> [Goal] Gather, from the listing beneath this task, every line holding the string "color".

---------------

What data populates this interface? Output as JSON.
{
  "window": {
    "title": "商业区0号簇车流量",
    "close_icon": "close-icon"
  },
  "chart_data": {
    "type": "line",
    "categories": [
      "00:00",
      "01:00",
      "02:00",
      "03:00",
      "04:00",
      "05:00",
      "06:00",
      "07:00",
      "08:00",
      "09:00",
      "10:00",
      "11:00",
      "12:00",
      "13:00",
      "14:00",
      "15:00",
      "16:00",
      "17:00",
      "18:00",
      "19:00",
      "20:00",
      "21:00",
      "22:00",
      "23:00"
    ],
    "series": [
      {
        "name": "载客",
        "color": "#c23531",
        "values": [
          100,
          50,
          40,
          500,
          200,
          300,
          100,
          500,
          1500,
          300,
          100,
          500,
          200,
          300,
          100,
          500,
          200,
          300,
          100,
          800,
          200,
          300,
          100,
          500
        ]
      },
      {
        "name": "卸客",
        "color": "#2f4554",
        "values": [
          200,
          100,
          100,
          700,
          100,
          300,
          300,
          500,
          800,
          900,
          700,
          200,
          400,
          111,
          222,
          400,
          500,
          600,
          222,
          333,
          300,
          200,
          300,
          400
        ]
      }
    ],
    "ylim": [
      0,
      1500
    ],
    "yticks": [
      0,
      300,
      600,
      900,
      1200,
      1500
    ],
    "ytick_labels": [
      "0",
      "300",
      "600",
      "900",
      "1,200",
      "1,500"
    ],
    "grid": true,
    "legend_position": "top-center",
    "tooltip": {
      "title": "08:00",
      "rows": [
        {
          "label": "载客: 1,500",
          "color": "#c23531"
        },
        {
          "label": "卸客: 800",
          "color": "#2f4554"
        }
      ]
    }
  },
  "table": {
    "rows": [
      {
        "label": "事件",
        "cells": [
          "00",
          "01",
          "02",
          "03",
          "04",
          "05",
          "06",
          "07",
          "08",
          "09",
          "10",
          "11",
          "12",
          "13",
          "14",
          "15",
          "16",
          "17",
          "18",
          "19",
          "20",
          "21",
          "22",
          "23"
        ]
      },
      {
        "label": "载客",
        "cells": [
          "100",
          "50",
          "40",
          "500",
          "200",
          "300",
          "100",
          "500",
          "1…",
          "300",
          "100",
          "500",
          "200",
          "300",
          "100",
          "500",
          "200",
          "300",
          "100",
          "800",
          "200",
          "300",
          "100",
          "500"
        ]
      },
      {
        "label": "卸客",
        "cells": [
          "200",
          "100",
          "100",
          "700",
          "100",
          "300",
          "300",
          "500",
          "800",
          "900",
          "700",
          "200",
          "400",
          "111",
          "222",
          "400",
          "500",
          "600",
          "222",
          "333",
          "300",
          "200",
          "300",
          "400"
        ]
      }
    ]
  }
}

---------------

> [Answer to this task]
        "color": "#c23531",
        "color": "#2f4554",
          "color": "#c23531"
          "color": "#2f4554"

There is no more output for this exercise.